__Exercise objective__:
Rewrite the records from the line with "Localize 10 of" through the line with "friends-box: Friends %10 = 7", replacing "image" with "picture" and leaving everything else unchanged. Leave the pictures out of your answer.
═════ Given records
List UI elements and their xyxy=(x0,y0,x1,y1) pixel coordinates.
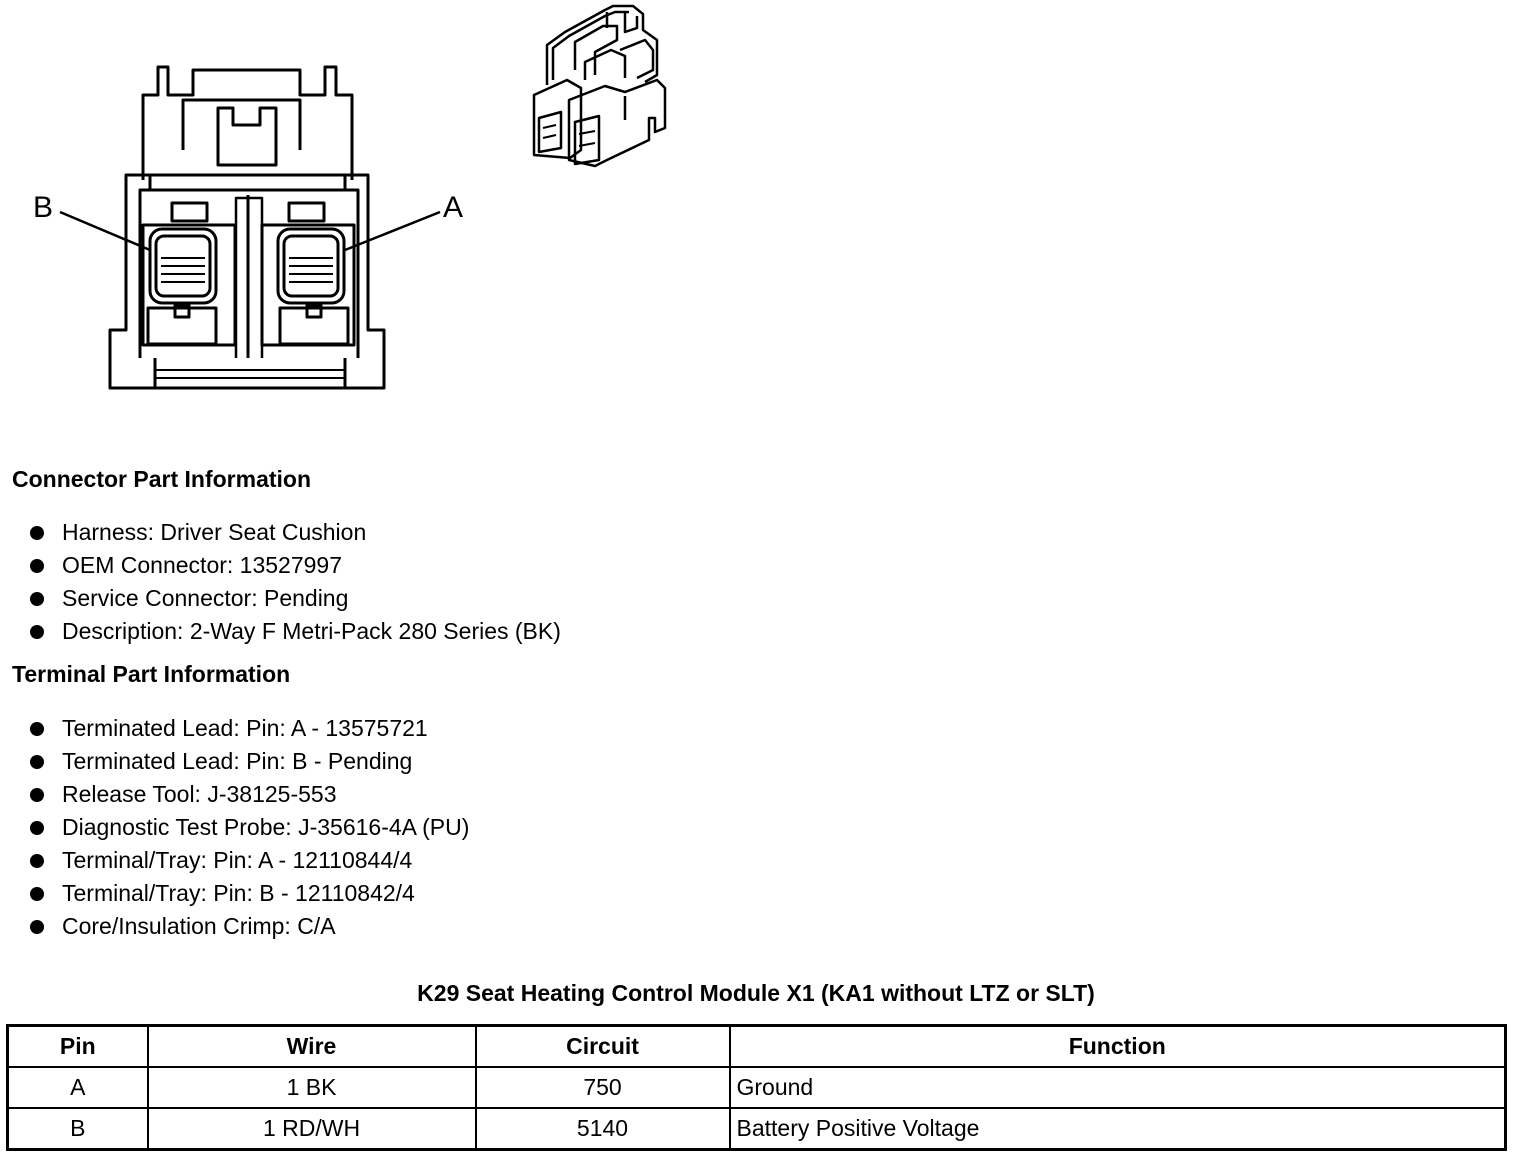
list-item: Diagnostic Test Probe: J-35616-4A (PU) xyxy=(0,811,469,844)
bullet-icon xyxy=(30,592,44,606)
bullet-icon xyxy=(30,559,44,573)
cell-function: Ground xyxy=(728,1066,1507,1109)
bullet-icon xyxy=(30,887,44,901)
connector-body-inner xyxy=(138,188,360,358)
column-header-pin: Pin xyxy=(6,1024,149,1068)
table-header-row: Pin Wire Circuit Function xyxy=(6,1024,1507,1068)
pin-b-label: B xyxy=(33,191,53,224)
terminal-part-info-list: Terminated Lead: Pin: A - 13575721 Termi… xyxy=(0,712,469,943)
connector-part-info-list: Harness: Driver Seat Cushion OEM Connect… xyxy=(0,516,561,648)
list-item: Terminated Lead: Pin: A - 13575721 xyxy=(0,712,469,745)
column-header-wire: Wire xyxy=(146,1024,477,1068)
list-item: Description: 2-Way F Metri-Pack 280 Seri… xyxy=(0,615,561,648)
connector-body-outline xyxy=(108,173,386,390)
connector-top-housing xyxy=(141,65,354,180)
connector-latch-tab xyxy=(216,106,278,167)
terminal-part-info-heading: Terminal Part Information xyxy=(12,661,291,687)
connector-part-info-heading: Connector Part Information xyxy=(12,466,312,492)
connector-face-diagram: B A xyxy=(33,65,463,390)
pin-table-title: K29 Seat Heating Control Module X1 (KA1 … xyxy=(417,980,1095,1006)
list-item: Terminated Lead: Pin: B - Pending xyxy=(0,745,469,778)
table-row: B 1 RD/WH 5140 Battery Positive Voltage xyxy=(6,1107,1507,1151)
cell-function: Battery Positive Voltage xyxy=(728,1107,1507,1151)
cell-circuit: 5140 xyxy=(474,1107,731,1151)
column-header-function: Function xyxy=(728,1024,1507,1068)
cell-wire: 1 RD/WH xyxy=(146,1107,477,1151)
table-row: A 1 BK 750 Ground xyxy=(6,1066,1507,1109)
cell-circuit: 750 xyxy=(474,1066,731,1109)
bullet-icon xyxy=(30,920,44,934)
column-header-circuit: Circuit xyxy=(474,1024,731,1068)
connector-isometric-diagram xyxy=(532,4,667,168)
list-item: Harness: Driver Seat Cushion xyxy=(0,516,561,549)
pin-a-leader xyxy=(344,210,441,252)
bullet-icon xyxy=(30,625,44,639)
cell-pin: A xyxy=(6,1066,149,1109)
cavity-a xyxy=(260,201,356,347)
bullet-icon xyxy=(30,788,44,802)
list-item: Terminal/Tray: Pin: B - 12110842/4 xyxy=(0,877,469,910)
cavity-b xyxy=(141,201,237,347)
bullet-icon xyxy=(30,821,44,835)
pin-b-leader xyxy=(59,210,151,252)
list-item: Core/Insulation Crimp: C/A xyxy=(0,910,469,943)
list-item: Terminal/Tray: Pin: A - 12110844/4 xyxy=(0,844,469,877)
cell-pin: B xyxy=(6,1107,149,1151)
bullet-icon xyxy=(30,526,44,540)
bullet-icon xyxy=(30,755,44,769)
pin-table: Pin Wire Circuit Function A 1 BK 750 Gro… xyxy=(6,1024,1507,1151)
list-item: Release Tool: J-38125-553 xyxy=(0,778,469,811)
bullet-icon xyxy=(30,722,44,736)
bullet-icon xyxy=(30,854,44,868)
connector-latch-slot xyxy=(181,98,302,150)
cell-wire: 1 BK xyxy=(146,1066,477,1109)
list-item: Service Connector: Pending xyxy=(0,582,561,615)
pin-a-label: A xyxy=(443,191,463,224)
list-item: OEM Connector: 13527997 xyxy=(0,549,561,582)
══════════
═════ Given records
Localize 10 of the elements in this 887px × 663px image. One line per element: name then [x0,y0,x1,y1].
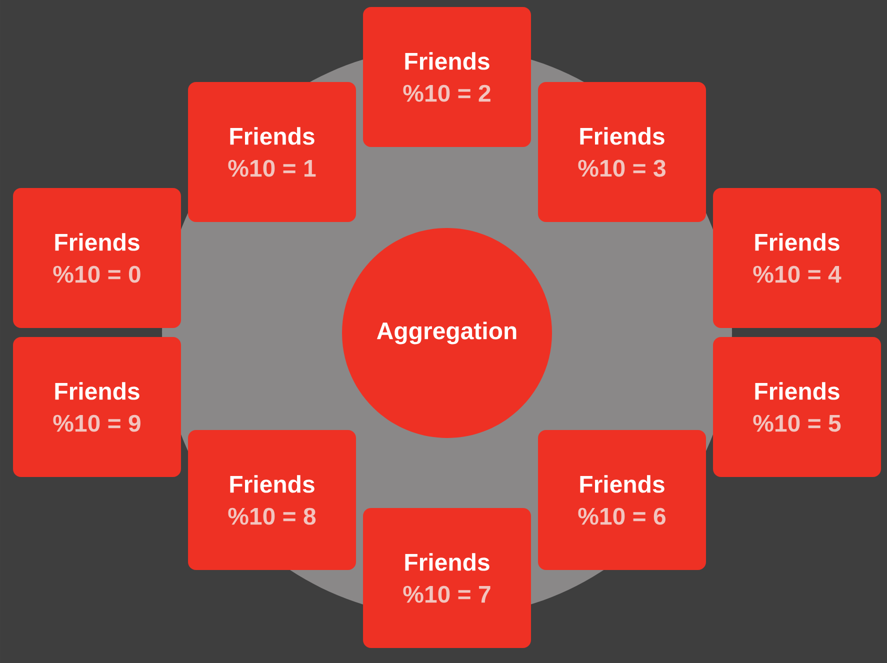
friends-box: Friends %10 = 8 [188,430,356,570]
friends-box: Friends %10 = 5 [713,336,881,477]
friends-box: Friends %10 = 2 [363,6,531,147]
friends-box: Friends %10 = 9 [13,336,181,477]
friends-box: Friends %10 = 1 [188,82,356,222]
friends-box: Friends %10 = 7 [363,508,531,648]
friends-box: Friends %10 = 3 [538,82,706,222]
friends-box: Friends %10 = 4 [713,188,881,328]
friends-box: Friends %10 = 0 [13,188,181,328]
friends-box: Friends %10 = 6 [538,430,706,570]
══════════
═════ Given records
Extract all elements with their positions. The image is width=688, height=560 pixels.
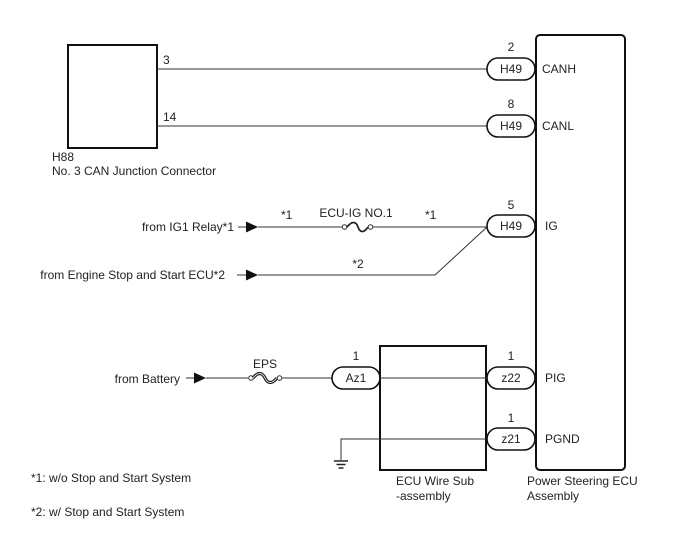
══════════
__Task answer__:
Localize 10 of the elements in this 887px × 663px picture. One line per element: name then [x0,y0,x1,y1].
friends-box: Friends %10 = 8 [188,430,356,570]
friends-box: Friends %10 = 5 [713,336,881,477]
friends-box: Friends %10 = 2 [363,6,531,147]
friends-box: Friends %10 = 9 [13,336,181,477]
friends-box: Friends %10 = 1 [188,82,356,222]
friends-box: Friends %10 = 7 [363,508,531,648]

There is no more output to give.